"""
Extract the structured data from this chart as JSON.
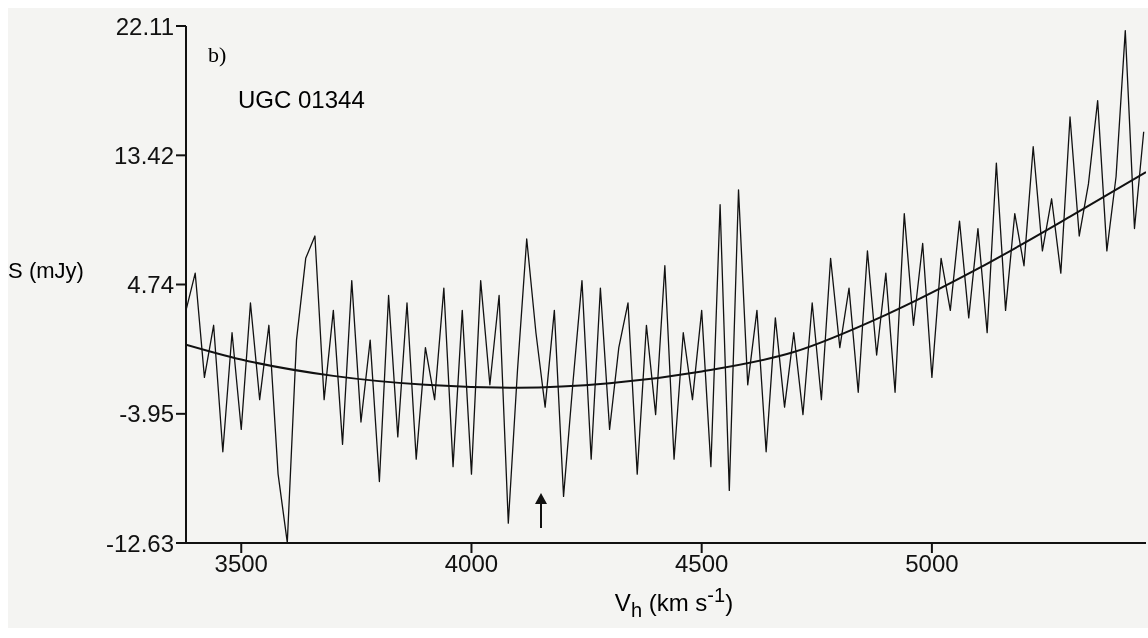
{
  "chart_data": {
    "type": "line",
    "xlabel": "V$_{h}$ (km s$^{-1}$)",
    "ylabel": "S (mJy)",
    "annotations": [
      "b)",
      "UGC 01344"
    ],
    "xlim": [
      3380,
      5465
    ],
    "xticks": [
      3500,
      4000,
      4500,
      5000
    ],
    "ylim": [
      -12.63,
      22.11
    ],
    "yticks": [
      -12.63,
      -3.95,
      4.74,
      13.42,
      22.11
    ],
    "marker": "none",
    "line_style": "solid",
    "series": [
      {
        "color": "#111111",
        "x": [
          3380,
          3400,
          3420,
          3440,
          3460,
          3480,
          3500,
          3520,
          3540,
          3560,
          3580,
          3600,
          3620,
          3640,
          3660,
          3680,
          3700,
          3720,
          3740,
          3760,
          3780,
          3800,
          3820,
          3840,
          3860,
          3880,
          3900,
          3920,
          3940,
          3960,
          3980,
          4000,
          4020,
          4040,
          4060,
          4080,
          4100,
          4120,
          4140,
          4160,
          4180,
          4200,
          4220,
          4240,
          4260,
          4280,
          4300,
          4320,
          4340,
          4360,
          4380,
          4400,
          4420,
          4440,
          4460,
          4480,
          4500,
          4520,
          4540,
          4560,
          4580,
          4600,
          4620,
          4640,
          4660,
          4680,
          4700,
          4720,
          4740,
          4760,
          4780,
          4800,
          4820,
          4840,
          4860,
          4880,
          4900,
          4920,
          4940,
          4960,
          4980,
          5000,
          5020,
          5040,
          5060,
          5080,
          5100,
          5120,
          5140,
          5160,
          5180,
          5200,
          5220,
          5240,
          5260,
          5280,
          5300,
          5320,
          5340,
          5360,
          5380,
          5400,
          5420,
          5440,
          5460
        ],
        "values": [
          3.0,
          5.5,
          -1.5,
          2.0,
          -6.5,
          1.5,
          -5.0,
          3.5,
          -3.0,
          2.0,
          -8.0,
          -12.6,
          1.0,
          6.5,
          8.0,
          -3.0,
          3.0,
          -6.0,
          5.0,
          -4.5,
          1.0,
          -8.5,
          4.0,
          -5.5,
          3.5,
          -7.0,
          0.5,
          -3.0,
          4.5,
          -7.5,
          3.0,
          -8.0,
          5.0,
          -2.0,
          4.0,
          -11.3,
          -1.0,
          7.8,
          1.5,
          -3.5,
          3.0,
          -9.5,
          -2.0,
          5.0,
          -7.0,
          4.5,
          -5.0,
          0.5,
          3.5,
          -8.0,
          2.0,
          -4.0,
          6.0,
          -7.0,
          1.5,
          -3.0,
          3.0,
          -7.5,
          10.1,
          -9.1,
          11.1,
          -2.0,
          3.0,
          -6.5,
          2.5,
          -3.5,
          1.5,
          -4.0,
          3.5,
          -3.0,
          6.5,
          0.5,
          4.5,
          -2.5,
          7.0,
          0.0,
          5.5,
          -2.5,
          9.5,
          2.0,
          7.5,
          -1.5,
          6.5,
          3.0,
          9.0,
          2.5,
          8.5,
          1.5,
          12.9,
          3.0,
          9.5,
          6.0,
          14.0,
          7.0,
          10.5,
          5.5,
          16.0,
          8.0,
          11.5,
          17.1,
          7.0,
          12.0,
          21.8,
          8.5,
          15.0
        ]
      },
      {
        "color": "#111111",
        "x": [
          3380,
          3500,
          3700,
          3900,
          4100,
          4300,
          4500,
          4700,
          4900,
          5100,
          5300,
          5465
        ],
        "values": [
          0.7,
          -0.3,
          -1.4,
          -2.0,
          -2.2,
          -1.9,
          -1.1,
          0.2,
          2.7,
          5.8,
          9.3,
          12.3
        ]
      }
    ]
  }
}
"""
*WRITTEN PROBLEM*: Skip the pictures and print each record exactly as it stands.

*RESPONSE BELOW*:
Extract the structured data from this chart as JSON.
{
  "chart_data": {
    "type": "line",
    "xlabel": "V$_{h}$ (km s$^{-1}$)",
    "ylabel": "S (mJy)",
    "annotations": [
      "b)",
      "UGC 01344"
    ],
    "xlim": [
      3380,
      5465
    ],
    "xticks": [
      3500,
      4000,
      4500,
      5000
    ],
    "ylim": [
      -12.63,
      22.11
    ],
    "yticks": [
      -12.63,
      -3.95,
      4.74,
      13.42,
      22.11
    ],
    "marker": "none",
    "line_style": "solid",
    "series": [
      {
        "color": "#111111",
        "x": [
          3380,
          3400,
          3420,
          3440,
          3460,
          3480,
          3500,
          3520,
          3540,
          3560,
          3580,
          3600,
          3620,
          3640,
          3660,
          3680,
          3700,
          3720,
          3740,
          3760,
          3780,
          3800,
          3820,
          3840,
          3860,
          3880,
          3900,
          3920,
          3940,
          3960,
          3980,
          4000,
          4020,
          4040,
          4060,
          4080,
          4100,
          4120,
          4140,
          4160,
          4180,
          4200,
          4220,
          4240,
          4260,
          4280,
          4300,
          4320,
          4340,
          4360,
          4380,
          4400,
          4420,
          4440,
          4460,
          4480,
          4500,
          4520,
          4540,
          4560,
          4580,
          4600,
          4620,
          4640,
          4660,
          4680,
          4700,
          4720,
          4740,
          4760,
          4780,
          4800,
          4820,
          4840,
          4860,
          4880,
          4900,
          4920,
          4940,
          4960,
          4980,
          5000,
          5020,
          5040,
          5060,
          5080,
          5100,
          5120,
          5140,
          5160,
          5180,
          5200,
          5220,
          5240,
          5260,
          5280,
          5300,
          5320,
          5340,
          5360,
          5380,
          5400,
          5420,
          5440,
          5460
        ],
        "values": [
          3.0,
          5.5,
          -1.5,
          2.0,
          -6.5,
          1.5,
          -5.0,
          3.5,
          -3.0,
          2.0,
          -8.0,
          -12.6,
          1.0,
          6.5,
          8.0,
          -3.0,
          3.0,
          -6.0,
          5.0,
          -4.5,
          1.0,
          -8.5,
          4.0,
          -5.5,
          3.5,
          -7.0,
          0.5,
          -3.0,
          4.5,
          -7.5,
          3.0,
          -8.0,
          5.0,
          -2.0,
          4.0,
          -11.3,
          -1.0,
          7.8,
          1.5,
          -3.5,
          3.0,
          -9.5,
          -2.0,
          5.0,
          -7.0,
          4.5,
          -5.0,
          0.5,
          3.5,
          -8.0,
          2.0,
          -4.0,
          6.0,
          -7.0,
          1.5,
          -3.0,
          3.0,
          -7.5,
          10.1,
          -9.1,
          11.1,
          -2.0,
          3.0,
          -6.5,
          2.5,
          -3.5,
          1.5,
          -4.0,
          3.5,
          -3.0,
          6.5,
          0.5,
          4.5,
          -2.5,
          7.0,
          0.0,
          5.5,
          -2.5,
          9.5,
          2.0,
          7.5,
          -1.5,
          6.5,
          3.0,
          9.0,
          2.5,
          8.5,
          1.5,
          12.9,
          3.0,
          9.5,
          6.0,
          14.0,
          7.0,
          10.5,
          5.5,
          16.0,
          8.0,
          11.5,
          17.1,
          7.0,
          12.0,
          21.8,
          8.5,
          15.0
        ]
      },
      {
        "color": "#111111",
        "x": [
          3380,
          3500,
          3700,
          3900,
          4100,
          4300,
          4500,
          4700,
          4900,
          5100,
          5300,
          5465
        ],
        "values": [
          0.7,
          -0.3,
          -1.4,
          -2.0,
          -2.2,
          -1.9,
          -1.1,
          0.2,
          2.7,
          5.8,
          9.3,
          12.3
        ]
      }
    ]
  }
}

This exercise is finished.